■ Exercise aim ■
Find and return each line containing "在竞赛中".

Saved entries:
>> Start

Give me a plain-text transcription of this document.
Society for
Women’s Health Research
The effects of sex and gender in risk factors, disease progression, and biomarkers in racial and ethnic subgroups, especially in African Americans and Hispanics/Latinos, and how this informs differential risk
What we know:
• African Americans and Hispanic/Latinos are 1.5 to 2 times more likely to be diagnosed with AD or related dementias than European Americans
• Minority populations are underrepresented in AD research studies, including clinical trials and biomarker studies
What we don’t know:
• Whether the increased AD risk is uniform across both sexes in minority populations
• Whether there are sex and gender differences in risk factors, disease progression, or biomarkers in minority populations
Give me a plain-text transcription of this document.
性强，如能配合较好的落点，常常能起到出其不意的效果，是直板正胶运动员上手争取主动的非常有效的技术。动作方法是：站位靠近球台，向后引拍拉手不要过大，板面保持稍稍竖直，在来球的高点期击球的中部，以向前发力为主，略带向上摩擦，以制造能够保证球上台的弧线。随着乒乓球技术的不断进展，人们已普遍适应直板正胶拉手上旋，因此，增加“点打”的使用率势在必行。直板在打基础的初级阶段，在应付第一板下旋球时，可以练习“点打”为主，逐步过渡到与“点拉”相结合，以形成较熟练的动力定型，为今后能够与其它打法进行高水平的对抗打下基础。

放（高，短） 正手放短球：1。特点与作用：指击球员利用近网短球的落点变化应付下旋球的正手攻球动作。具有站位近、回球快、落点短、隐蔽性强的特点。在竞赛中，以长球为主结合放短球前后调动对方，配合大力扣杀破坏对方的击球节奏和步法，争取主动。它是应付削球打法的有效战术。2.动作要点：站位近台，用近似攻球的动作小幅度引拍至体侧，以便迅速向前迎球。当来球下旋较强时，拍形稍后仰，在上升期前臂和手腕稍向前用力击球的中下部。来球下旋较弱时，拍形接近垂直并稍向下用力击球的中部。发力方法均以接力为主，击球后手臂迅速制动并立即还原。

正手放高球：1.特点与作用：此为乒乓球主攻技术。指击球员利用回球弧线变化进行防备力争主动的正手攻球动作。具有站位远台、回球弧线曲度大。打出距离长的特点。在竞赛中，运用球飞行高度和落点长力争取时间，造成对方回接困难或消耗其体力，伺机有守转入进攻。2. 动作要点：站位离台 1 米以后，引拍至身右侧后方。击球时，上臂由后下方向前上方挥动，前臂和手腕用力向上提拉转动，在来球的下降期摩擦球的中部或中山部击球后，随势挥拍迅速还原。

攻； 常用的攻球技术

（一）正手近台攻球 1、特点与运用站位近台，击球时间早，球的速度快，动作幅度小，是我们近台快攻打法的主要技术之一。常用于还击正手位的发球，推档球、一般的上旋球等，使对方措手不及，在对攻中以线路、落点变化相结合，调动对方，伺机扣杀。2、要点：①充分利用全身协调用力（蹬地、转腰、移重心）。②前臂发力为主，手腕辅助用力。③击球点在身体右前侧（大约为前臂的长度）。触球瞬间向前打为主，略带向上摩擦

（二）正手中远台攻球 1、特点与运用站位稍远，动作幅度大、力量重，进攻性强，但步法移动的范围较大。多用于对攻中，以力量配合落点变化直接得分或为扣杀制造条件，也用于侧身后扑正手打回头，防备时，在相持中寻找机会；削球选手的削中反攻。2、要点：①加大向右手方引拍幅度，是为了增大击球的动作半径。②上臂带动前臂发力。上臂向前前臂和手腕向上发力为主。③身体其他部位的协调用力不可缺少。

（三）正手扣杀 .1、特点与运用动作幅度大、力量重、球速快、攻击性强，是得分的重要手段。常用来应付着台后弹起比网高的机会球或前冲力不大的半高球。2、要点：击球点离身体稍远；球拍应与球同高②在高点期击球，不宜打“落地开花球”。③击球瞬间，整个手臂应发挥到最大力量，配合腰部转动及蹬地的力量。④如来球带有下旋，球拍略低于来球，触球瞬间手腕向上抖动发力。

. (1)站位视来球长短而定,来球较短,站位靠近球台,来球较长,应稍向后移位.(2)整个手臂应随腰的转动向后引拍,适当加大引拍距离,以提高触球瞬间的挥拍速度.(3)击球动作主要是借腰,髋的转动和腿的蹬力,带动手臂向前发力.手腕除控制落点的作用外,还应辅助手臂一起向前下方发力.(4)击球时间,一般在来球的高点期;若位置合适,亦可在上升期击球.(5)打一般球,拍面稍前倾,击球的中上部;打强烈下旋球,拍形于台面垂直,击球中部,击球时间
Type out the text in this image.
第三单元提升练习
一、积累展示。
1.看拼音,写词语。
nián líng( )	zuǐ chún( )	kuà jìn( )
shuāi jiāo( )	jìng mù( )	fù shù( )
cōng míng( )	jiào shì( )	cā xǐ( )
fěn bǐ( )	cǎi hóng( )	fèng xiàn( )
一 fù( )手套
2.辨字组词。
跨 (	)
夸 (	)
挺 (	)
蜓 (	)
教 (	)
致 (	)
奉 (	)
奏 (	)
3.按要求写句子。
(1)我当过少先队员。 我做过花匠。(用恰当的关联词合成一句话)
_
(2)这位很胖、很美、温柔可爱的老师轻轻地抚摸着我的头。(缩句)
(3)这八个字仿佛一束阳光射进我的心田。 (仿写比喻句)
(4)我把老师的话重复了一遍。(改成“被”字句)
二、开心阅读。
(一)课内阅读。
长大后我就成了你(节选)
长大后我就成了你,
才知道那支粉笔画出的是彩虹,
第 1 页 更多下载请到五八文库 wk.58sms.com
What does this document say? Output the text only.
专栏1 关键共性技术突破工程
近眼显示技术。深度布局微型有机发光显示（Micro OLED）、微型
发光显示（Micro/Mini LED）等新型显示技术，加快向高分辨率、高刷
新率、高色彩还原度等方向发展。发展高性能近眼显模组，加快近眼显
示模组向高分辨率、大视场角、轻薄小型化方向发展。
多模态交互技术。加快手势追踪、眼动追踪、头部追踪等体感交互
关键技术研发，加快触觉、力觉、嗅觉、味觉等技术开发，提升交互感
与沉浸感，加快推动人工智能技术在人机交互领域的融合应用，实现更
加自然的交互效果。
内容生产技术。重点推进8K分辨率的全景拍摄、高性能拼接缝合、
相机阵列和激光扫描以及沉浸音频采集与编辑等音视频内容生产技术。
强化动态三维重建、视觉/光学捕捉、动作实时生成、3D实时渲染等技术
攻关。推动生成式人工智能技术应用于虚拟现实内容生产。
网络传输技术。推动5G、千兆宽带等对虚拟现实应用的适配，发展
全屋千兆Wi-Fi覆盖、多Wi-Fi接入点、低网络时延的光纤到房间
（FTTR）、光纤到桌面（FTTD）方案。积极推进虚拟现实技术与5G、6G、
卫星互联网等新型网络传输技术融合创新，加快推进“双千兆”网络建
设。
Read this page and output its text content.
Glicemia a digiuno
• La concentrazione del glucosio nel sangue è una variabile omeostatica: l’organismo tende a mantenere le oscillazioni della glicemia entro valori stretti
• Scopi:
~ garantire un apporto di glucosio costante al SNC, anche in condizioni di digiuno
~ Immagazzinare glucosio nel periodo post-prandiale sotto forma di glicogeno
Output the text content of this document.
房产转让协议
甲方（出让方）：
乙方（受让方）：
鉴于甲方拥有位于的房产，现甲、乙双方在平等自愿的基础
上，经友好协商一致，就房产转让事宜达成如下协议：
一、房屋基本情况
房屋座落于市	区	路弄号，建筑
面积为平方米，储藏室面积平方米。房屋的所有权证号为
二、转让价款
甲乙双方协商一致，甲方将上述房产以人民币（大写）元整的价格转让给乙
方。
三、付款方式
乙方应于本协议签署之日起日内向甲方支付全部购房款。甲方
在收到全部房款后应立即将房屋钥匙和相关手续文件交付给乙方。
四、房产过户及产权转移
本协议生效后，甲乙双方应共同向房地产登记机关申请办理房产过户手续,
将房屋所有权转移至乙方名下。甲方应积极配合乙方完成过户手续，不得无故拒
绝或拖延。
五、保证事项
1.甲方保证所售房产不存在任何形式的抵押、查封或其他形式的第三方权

>> End

■ Final result ■
放（高，短） 正手放短球：1。特点与作用：指击球员利用近网短球的落点变化应付下旋球的正手攻球动作。具有站位近、回球快、落点短、隐蔽性强的特点。在竞赛中，以长球为主结合放短球前后调动对方，配合大力扣杀破坏对方的击球节奏和步法，争取主动。它是应付削球打法的有效战术。2.动作要点：站位近台，用近似攻球的动作小幅度引拍至体侧，以便迅速向前迎球。当来球下旋较强时，拍形稍后仰，在上升期前臂和手腕稍向前用力击球的中下部。来球下旋较弱时，拍形接近垂直并稍向下用力击球的中部。发力方法均以接力为主，击球后手臂迅速制动并立即还原。
正手放高球：1.特点与作用：此为乒乓球主攻技术。指击球员利用回球弧线变化进行防备力争主动的正手攻球动作。具有站位远台、回球弧线曲度大。打出距离长的特点。在竞赛中，运用球飞行高度和落点长力争取时间，造成对方回接困难或消耗其体力，伺机有守转入进攻。2. 动作要点：站位离台 1 米以后，引拍至身右侧后方。击球时，上臂由后下方向前上方挥动，前臂和手腕用力向上提拉转动，在来球的下降期摩擦球的中部或中山部击球后，随势挥拍迅速还原。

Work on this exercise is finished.